(Written request) Go through the material below and report how many lines contain "odpisu". Give only the number.

-- Start Information provided --

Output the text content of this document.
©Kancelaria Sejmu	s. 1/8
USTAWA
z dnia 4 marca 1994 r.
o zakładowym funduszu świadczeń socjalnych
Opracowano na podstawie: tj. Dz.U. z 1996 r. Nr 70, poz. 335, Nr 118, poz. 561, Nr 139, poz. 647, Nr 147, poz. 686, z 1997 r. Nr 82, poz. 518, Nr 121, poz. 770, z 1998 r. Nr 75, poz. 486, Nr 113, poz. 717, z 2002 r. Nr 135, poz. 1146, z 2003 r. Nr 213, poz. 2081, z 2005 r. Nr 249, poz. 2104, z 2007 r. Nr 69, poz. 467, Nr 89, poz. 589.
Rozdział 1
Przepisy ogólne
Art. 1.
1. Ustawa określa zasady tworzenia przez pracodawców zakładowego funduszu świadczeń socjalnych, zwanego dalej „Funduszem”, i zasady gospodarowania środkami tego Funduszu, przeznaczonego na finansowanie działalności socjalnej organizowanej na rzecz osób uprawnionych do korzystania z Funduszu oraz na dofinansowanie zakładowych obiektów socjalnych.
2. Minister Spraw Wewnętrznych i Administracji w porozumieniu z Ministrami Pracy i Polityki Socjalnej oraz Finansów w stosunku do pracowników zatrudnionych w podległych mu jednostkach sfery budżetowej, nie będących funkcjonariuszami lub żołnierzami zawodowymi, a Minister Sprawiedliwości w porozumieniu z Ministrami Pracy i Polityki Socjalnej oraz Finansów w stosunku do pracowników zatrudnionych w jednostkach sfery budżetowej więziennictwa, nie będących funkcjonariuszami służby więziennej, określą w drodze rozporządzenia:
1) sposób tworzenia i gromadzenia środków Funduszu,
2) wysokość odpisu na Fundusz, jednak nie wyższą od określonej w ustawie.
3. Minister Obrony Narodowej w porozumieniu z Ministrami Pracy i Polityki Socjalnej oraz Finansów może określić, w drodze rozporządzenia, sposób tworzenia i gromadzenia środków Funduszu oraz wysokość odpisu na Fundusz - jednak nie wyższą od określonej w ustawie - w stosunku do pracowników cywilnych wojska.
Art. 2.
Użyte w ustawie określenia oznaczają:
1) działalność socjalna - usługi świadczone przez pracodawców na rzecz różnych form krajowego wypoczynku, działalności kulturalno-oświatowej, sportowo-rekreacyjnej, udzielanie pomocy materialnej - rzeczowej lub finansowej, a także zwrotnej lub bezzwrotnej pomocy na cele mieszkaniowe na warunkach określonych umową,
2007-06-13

-- End Information provided --
-- Start Information provided --

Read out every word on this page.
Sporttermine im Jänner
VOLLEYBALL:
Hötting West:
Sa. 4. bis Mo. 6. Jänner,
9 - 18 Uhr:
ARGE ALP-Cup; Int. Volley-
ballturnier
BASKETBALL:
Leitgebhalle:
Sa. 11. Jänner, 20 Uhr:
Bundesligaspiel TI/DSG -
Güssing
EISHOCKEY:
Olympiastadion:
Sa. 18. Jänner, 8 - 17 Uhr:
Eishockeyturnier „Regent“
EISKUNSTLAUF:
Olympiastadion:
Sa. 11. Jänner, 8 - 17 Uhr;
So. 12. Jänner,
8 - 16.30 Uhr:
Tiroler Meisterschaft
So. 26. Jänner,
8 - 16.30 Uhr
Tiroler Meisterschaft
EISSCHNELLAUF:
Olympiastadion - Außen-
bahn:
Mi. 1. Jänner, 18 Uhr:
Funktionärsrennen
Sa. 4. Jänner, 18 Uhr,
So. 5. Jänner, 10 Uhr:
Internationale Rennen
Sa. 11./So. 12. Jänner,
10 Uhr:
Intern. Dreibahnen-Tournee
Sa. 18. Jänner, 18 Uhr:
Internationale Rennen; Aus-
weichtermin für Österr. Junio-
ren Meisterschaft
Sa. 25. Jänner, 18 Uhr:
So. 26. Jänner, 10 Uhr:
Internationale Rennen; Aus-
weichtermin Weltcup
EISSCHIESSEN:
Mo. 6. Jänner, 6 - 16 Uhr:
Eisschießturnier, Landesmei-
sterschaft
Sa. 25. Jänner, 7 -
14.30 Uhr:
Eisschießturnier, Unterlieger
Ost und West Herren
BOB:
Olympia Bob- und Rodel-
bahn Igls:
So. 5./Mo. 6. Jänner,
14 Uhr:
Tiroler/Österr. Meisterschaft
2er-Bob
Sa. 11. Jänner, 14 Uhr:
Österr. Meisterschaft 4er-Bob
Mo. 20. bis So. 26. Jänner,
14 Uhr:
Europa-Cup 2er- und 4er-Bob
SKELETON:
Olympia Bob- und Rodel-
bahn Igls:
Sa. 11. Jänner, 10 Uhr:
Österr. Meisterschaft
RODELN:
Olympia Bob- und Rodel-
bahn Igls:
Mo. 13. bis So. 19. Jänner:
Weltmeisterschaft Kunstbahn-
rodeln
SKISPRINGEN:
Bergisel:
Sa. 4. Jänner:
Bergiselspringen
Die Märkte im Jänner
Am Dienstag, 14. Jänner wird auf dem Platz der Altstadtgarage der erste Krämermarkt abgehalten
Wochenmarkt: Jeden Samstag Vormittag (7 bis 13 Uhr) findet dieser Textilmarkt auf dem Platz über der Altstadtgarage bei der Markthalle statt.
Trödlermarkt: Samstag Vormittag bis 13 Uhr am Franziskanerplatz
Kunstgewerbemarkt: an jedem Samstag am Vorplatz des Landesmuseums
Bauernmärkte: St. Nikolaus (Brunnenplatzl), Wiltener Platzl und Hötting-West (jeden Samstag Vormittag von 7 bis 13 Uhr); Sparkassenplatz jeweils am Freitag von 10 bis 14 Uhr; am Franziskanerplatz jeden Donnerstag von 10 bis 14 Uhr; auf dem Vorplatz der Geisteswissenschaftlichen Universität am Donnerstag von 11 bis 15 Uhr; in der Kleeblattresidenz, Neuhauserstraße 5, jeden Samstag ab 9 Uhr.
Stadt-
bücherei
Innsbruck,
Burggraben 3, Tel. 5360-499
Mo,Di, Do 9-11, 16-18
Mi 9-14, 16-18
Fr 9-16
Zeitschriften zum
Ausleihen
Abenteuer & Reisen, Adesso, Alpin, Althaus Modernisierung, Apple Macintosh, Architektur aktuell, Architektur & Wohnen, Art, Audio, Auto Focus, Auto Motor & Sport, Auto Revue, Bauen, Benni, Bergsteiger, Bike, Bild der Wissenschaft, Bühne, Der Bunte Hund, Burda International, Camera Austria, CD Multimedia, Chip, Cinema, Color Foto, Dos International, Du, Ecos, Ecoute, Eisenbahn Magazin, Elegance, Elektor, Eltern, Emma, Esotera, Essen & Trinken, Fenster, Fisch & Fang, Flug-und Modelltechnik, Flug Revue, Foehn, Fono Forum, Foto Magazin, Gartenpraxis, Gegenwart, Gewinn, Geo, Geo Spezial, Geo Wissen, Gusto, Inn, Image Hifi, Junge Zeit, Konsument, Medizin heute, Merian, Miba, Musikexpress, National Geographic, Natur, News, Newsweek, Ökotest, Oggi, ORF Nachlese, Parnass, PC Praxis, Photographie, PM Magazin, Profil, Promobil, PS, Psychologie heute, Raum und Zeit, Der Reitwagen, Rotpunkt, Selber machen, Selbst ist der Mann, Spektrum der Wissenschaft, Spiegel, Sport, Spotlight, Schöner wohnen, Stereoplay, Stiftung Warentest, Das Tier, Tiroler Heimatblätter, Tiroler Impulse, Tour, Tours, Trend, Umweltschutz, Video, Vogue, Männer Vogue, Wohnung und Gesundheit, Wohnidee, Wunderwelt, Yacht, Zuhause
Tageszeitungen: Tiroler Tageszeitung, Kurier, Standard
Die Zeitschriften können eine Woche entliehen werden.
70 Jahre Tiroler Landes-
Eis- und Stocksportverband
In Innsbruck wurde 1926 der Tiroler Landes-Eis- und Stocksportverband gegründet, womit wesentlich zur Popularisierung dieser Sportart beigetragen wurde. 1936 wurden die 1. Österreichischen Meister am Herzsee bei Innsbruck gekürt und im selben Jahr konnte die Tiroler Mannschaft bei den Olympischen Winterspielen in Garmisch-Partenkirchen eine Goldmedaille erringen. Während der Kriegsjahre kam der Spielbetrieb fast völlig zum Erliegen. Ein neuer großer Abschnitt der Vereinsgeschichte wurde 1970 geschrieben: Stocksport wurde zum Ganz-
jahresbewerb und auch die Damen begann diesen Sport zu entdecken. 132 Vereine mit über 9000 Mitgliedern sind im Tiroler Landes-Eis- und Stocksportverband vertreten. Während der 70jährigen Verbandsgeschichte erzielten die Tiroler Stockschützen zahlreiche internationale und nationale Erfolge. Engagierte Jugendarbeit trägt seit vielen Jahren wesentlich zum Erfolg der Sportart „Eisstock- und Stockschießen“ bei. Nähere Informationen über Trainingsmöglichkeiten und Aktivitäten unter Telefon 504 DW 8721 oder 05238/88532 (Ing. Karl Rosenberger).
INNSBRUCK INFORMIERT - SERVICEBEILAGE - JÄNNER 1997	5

-- End Information provided --
-- Start Information provided --

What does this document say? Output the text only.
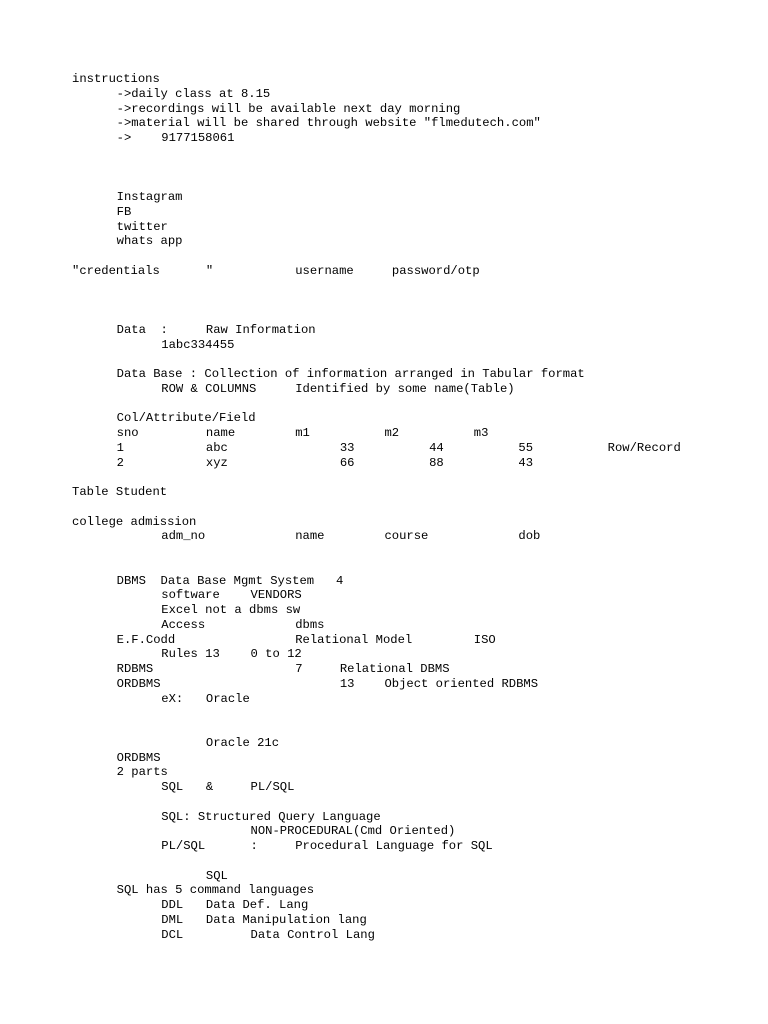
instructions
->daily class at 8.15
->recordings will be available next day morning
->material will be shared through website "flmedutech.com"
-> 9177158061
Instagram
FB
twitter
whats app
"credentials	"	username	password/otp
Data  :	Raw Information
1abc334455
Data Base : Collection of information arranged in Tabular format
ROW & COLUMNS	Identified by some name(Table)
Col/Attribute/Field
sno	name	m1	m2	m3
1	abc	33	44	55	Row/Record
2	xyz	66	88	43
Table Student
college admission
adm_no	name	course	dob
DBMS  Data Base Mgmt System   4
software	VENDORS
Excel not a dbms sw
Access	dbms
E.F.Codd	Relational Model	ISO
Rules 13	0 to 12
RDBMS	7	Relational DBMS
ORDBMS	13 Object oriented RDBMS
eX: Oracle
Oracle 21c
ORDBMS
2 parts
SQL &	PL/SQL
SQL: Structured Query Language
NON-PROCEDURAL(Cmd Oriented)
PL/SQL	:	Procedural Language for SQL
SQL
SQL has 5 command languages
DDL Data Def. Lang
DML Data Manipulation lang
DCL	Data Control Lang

-- End Information provided --

(The response) 2